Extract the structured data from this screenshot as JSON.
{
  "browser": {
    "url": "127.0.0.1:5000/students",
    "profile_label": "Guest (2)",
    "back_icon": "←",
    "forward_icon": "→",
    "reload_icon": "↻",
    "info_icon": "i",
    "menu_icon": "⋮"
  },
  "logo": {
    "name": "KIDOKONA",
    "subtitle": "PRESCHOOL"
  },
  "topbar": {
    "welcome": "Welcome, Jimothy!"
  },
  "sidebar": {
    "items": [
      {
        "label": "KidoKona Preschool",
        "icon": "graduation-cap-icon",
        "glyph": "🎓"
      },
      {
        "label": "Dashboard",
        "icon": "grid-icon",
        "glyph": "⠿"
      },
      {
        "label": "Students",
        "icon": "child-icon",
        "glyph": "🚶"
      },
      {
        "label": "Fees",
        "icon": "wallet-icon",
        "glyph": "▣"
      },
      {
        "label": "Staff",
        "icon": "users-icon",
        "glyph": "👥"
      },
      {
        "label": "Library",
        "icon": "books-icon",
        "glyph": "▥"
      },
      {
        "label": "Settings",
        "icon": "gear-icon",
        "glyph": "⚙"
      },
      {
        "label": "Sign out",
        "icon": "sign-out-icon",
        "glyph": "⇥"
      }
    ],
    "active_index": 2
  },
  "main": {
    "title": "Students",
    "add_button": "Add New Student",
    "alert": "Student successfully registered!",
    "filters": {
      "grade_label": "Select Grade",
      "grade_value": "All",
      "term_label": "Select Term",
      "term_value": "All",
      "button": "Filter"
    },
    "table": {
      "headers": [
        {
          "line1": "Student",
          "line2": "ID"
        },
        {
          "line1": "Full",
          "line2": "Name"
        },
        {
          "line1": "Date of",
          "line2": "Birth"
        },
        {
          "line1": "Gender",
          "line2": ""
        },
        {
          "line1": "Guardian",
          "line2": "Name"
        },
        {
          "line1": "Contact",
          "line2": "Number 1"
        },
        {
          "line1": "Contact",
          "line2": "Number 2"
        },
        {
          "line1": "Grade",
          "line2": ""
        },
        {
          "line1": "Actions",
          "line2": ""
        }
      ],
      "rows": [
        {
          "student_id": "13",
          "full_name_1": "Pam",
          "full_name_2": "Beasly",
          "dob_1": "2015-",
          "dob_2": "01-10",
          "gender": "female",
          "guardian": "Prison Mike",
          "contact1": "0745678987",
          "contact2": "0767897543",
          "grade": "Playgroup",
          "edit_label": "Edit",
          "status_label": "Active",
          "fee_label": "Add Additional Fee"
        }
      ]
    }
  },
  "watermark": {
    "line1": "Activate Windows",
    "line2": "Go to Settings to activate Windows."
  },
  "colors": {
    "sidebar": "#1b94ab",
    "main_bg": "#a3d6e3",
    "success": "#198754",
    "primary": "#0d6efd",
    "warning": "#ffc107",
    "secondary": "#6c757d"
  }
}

========================================

Exercise brief ▸ Emit the full listing verbatim.

Worked solution ▸
Extract the structured data from this screenshot as JSON.
{
  "browser": {
    "url": "127.0.0.1:5000/students",
    "profile_label": "Guest (2)",
    "back_icon": "←",
    "forward_icon": "→",
    "reload_icon": "↻",
    "info_icon": "i",
    "menu_icon": "⋮"
  },
  "logo": {
    "name": "KIDOKONA",
    "subtitle": "PRESCHOOL"
  },
  "topbar": {
    "welcome": "Welcome, Jimothy!"
  },
  "sidebar": {
    "items": [
      {
        "label": "KidoKona Preschool",
        "icon": "graduation-cap-icon",
        "glyph": "🎓"
      },
      {
        "label": "Dashboard",
        "icon": "grid-icon",
        "glyph": "⠿"
      },
      {
        "label": "Students",
        "icon": "child-icon",
        "glyph": "🚶"
      },
      {
        "label": "Fees",
        "icon": "wallet-icon",
        "glyph": "▣"
      },
      {
        "label": "Staff",
        "icon": "users-icon",
        "glyph": "👥"
      },
      {
        "label": "Library",
        "icon": "books-icon",
        "glyph": "▥"
      },
      {
        "label": "Settings",
        "icon": "gear-icon",
        "glyph": "⚙"
      },
      {
        "label": "Sign out",
        "icon": "sign-out-icon",
        "glyph": "⇥"
      }
    ],
    "active_index": 2
  },
  "main": {
    "title": "Students",
    "add_button": "Add New Student",
    "alert": "Student successfully registered!",
    "filters": {
      "grade_label": "Select Grade",
      "grade_value": "All",
      "term_label": "Select Term",
      "term_value": "All",
      "button": "Filter"
    },
    "table": {
      "headers": [
        {
          "line1": "Student",
          "line2": "ID"
        },
        {
          "line1": "Full",
          "line2": "Name"
        },
        {
          "line1": "Date of",
          "line2": "Birth"
        },
        {
          "line1": "Gender",
          "line2": ""
        },
        {
          "line1": "Guardian",
          "line2": "Name"
        },
        {
          "line1": "Contact",
          "line2": "Number 1"
        },
        {
          "line1": "Contact",
          "line2": "Number 2"
        },
        {
          "line1": "Grade",
          "line2": ""
        },
        {
          "line1": "Actions",
          "line2": ""
        }
      ],
      "rows": [
        {
          "student_id": "13",
          "full_name_1": "Pam",
          "full_name_2": "Beasly",
          "dob_1": "2015-",
          "dob_2": "01-10",
          "gender": "female",
          "guardian": "Prison Mike",
          "contact1": "0745678987",
          "contact2": "0767897543",
          "grade": "Playgroup",
          "edit_label": "Edit",
          "status_label": "Active",
          "fee_label": "Add Additional Fee"
        }
      ]
    }
  },
  "watermark": {
    "line1": "Activate Windows",
    "line2": "Go to Settings to activate Windows."
  },
  "colors": {
    "sidebar": "#1b94ab",
    "main_bg": "#a3d6e3",
    "success": "#198754",
    "primary": "#0d6efd",
    "warning": "#ffc107",
    "secondary": "#6c757d"
  }
}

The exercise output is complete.